==== PROVIDED RECORDS

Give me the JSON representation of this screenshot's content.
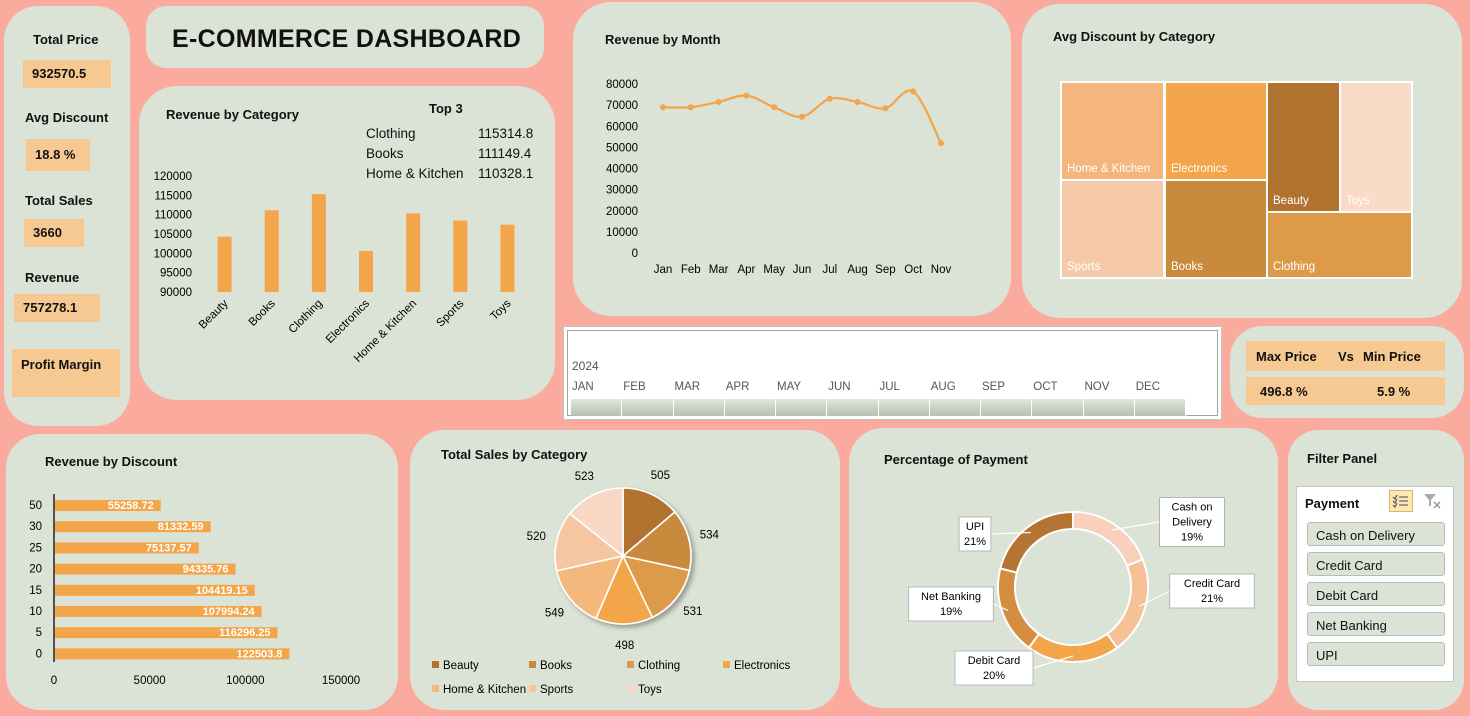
{
  "title": "E-COMMERCE DASHBOARD",
  "kpis": {
    "total_price_label": "Total Price",
    "total_price": "932570.5",
    "avg_discount_label": "Avg Discount",
    "avg_discount": "18.8 %",
    "total_sales_label": "Total Sales",
    "total_sales": "3660",
    "revenue_label": "Revenue",
    "revenue": "757278.1",
    "profit_margin_label": "Profit Margin"
  },
  "colors": {
    "background": "#fbaa9e",
    "panel": "#dbe2d6",
    "accent": "#f3a54a",
    "kpi": "#f7c992"
  },
  "revenue_by_category": {
    "title": "Revenue by Category",
    "top3_title": "Top 3",
    "top3": [
      {
        "name": "Clothing",
        "value": "115314.8"
      },
      {
        "name": "Books",
        "value": "111149.4"
      },
      {
        "name": "Home & Kitchen",
        "value": "110328.1"
      }
    ]
  },
  "revenue_by_month": {
    "title": "Revenue by Month"
  },
  "avg_discount_by_category": {
    "title": "Avg Discount by Category",
    "cells": [
      "Home & Kitchen",
      "Electronics",
      "Beauty",
      "Toys",
      "Sports",
      "Books",
      "Clothing"
    ]
  },
  "timeline": {
    "year": "2024",
    "months": [
      "JAN",
      "FEB",
      "MAR",
      "APR",
      "MAY",
      "JUN",
      "JUL",
      "AUG",
      "SEP",
      "OCT",
      "NOV",
      "DEC"
    ]
  },
  "max_min": {
    "max_label": "Max Price",
    "vs_label": "Vs",
    "min_label": "Min Price",
    "max_value": "496.8 %",
    "min_value": "5.9 %"
  },
  "revenue_by_discount": {
    "title": "Revenue by Discount"
  },
  "total_sales_by_category": {
    "title": "Total Sales by Category"
  },
  "percentage_of_payment": {
    "title": "Percentage of Payment"
  },
  "filter_panel": {
    "title": "Filter Panel",
    "header": "Payment",
    "items": [
      "Cash on Delivery",
      "Credit Card",
      "Debit Card",
      "Net Banking",
      "UPI"
    ]
  },
  "chart_data": [
    {
      "type": "bar",
      "title": "Revenue by Category",
      "categories": [
        "Beauty",
        "Books",
        "Clothing",
        "Electronics",
        "Home & Kitchen",
        "Sports",
        "Toys"
      ],
      "values": [
        104300,
        111149.4,
        115314.8,
        100600,
        110328.1,
        108500,
        107400
      ],
      "ylim": [
        90000,
        120000
      ],
      "yticks": [
        "90000",
        "95000",
        "100000",
        "105000",
        "110000",
        "115000",
        "120000"
      ],
      "color": "#f3a54a",
      "grid": false
    },
    {
      "type": "line",
      "title": "Revenue by Month",
      "categories": [
        "Jan",
        "Feb",
        "Mar",
        "Apr",
        "May",
        "Jun",
        "Jul",
        "Aug",
        "Sep",
        "Oct",
        "Nov"
      ],
      "values": [
        69000,
        69000,
        71500,
        74500,
        69000,
        64500,
        73000,
        71500,
        68500,
        76500,
        52000
      ],
      "ylim": [
        0,
        80000
      ],
      "yticks": [
        "0",
        "10000",
        "20000",
        "30000",
        "40000",
        "50000",
        "60000",
        "70000",
        "80000"
      ],
      "color": "#f3a54a",
      "grid": false
    },
    {
      "type": "bar",
      "orientation": "horizontal",
      "title": "Revenue by Discount",
      "categories": [
        "50",
        "30",
        "25",
        "20",
        "15",
        "10",
        "5",
        "0"
      ],
      "values": [
        55258.72,
        81332.59,
        75137.57,
        94335.76,
        104419.15,
        107994.24,
        116296.25,
        122503.8
      ],
      "labels": [
        "55258.72",
        "81332.59",
        "75137.57",
        "94335.76",
        "104419.15",
        "107994.24",
        "116296.25",
        "122503.8"
      ],
      "xlim": [
        0,
        150000
      ],
      "xticks": [
        "0",
        "50000",
        "100000",
        "150000"
      ],
      "color": "#f3a54a"
    },
    {
      "type": "pie",
      "title": "Total Sales by Category",
      "categories": [
        "Beauty",
        "Books",
        "Clothing",
        "Electronics",
        "Home & Kitchen",
        "Sports",
        "Toys"
      ],
      "values": [
        505,
        534,
        531,
        498,
        549,
        520,
        523
      ],
      "colors": [
        "#b0722f",
        "#ca8a3c",
        "#dd9a48",
        "#f3a54a",
        "#f4b87c",
        "#f6c6a0",
        "#f8d8c4"
      ],
      "legend": "bottom"
    },
    {
      "type": "pie",
      "variant": "donut",
      "title": "Percentage of Payment",
      "categories": [
        "Cash on Delivery",
        "Credit Card",
        "Debit Card",
        "Net Banking",
        "UPI"
      ],
      "values": [
        19,
        21,
        20,
        19,
        21
      ],
      "labels": [
        "19%",
        "21%",
        "20%",
        "19%",
        "21%"
      ],
      "colors": [
        "#f8d0bc",
        "#f6c197",
        "#f3a54a",
        "#d58e3f",
        "#b47432"
      ]
    }
  ]
}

========

- EXERCISE PROMPT:
Your job is to transcribe the entries above exactly; skip the pictures.

- TASK RESPONSE:
Give me the JSON representation of this screenshot's content.
{
  "title": "E-COMMERCE DASHBOARD",
  "kpis": {
    "total_price_label": "Total Price",
    "total_price": "932570.5",
    "avg_discount_label": "Avg Discount",
    "avg_discount": "18.8 %",
    "total_sales_label": "Total Sales",
    "total_sales": "3660",
    "revenue_label": "Revenue",
    "revenue": "757278.1",
    "profit_margin_label": "Profit Margin"
  },
  "colors": {
    "background": "#fbaa9e",
    "panel": "#dbe2d6",
    "accent": "#f3a54a",
    "kpi": "#f7c992"
  },
  "revenue_by_category": {
    "title": "Revenue by Category",
    "top3_title": "Top 3",
    "top3": [
      {
        "name": "Clothing",
        "value": "115314.8"
      },
      {
        "name": "Books",
        "value": "111149.4"
      },
      {
        "name": "Home & Kitchen",
        "value": "110328.1"
      }
    ]
  },
  "revenue_by_month": {
    "title": "Revenue by Month"
  },
  "avg_discount_by_category": {
    "title": "Avg Discount by Category",
    "cells": [
      "Home & Kitchen",
      "Electronics",
      "Beauty",
      "Toys",
      "Sports",
      "Books",
      "Clothing"
    ]
  },
  "timeline": {
    "year": "2024",
    "months": [
      "JAN",
      "FEB",
      "MAR",
      "APR",
      "MAY",
      "JUN",
      "JUL",
      "AUG",
      "SEP",
      "OCT",
      "NOV",
      "DEC"
    ]
  },
  "max_min": {
    "max_label": "Max Price",
    "vs_label": "Vs",
    "min_label": "Min Price",
    "max_value": "496.8 %",
    "min_value": "5.9 %"
  },
  "revenue_by_discount": {
    "title": "Revenue by Discount"
  },
  "total_sales_by_category": {
    "title": "Total Sales by Category"
  },
  "percentage_of_payment": {
    "title": "Percentage of Payment"
  },
  "filter_panel": {
    "title": "Filter Panel",
    "header": "Payment",
    "items": [
      "Cash on Delivery",
      "Credit Card",
      "Debit Card",
      "Net Banking",
      "UPI"
    ]
  },
  "chart_data": [
    {
      "type": "bar",
      "title": "Revenue by Category",
      "categories": [
        "Beauty",
        "Books",
        "Clothing",
        "Electronics",
        "Home & Kitchen",
        "Sports",
        "Toys"
      ],
      "values": [
        104300,
        111149.4,
        115314.8,
        100600,
        110328.1,
        108500,
        107400
      ],
      "ylim": [
        90000,
        120000
      ],
      "yticks": [
        "90000",
        "95000",
        "100000",
        "105000",
        "110000",
        "115000",
        "120000"
      ],
      "color": "#f3a54a",
      "grid": false
    },
    {
      "type": "line",
      "title": "Revenue by Month",
      "categories": [
        "Jan",
        "Feb",
        "Mar",
        "Apr",
        "May",
        "Jun",
        "Jul",
        "Aug",
        "Sep",
        "Oct",
        "Nov"
      ],
      "values": [
        69000,
        69000,
        71500,
        74500,
        69000,
        64500,
        73000,
        71500,
        68500,
        76500,
        52000
      ],
      "ylim": [
        0,
        80000
      ],
      "yticks": [
        "0",
        "10000",
        "20000",
        "30000",
        "40000",
        "50000",
        "60000",
        "70000",
        "80000"
      ],
      "color": "#f3a54a",
      "grid": false
    },
    {
      "type": "bar",
      "orientation": "horizontal",
      "title": "Revenue by Discount",
      "categories": [
        "50",
        "30",
        "25",
        "20",
        "15",
        "10",
        "5",
        "0"
      ],
      "values": [
        55258.72,
        81332.59,
        75137.57,
        94335.76,
        104419.15,
        107994.24,
        116296.25,
        122503.8
      ],
      "labels": [
        "55258.72",
        "81332.59",
        "75137.57",
        "94335.76",
        "104419.15",
        "107994.24",
        "116296.25",
        "122503.8"
      ],
      "xlim": [
        0,
        150000
      ],
      "xticks": [
        "0",
        "50000",
        "100000",
        "150000"
      ],
      "color": "#f3a54a"
    },
    {
      "type": "pie",
      "title": "Total Sales by Category",
      "categories": [
        "Beauty",
        "Books",
        "Clothing",
        "Electronics",
        "Home & Kitchen",
        "Sports",
        "Toys"
      ],
      "values": [
        505,
        534,
        531,
        498,
        549,
        520,
        523
      ],
      "colors": [
        "#b0722f",
        "#ca8a3c",
        "#dd9a48",
        "#f3a54a",
        "#f4b87c",
        "#f6c6a0",
        "#f8d8c4"
      ],
      "legend": "bottom"
    },
    {
      "type": "pie",
      "variant": "donut",
      "title": "Percentage of Payment",
      "categories": [
        "Cash on Delivery",
        "Credit Card",
        "Debit Card",
        "Net Banking",
        "UPI"
      ],
      "values": [
        19,
        21,
        20,
        19,
        21
      ],
      "labels": [
        "19%",
        "21%",
        "20%",
        "19%",
        "21%"
      ],
      "colors": [
        "#f8d0bc",
        "#f6c197",
        "#f3a54a",
        "#d58e3f",
        "#b47432"
      ]
    }
  ]
}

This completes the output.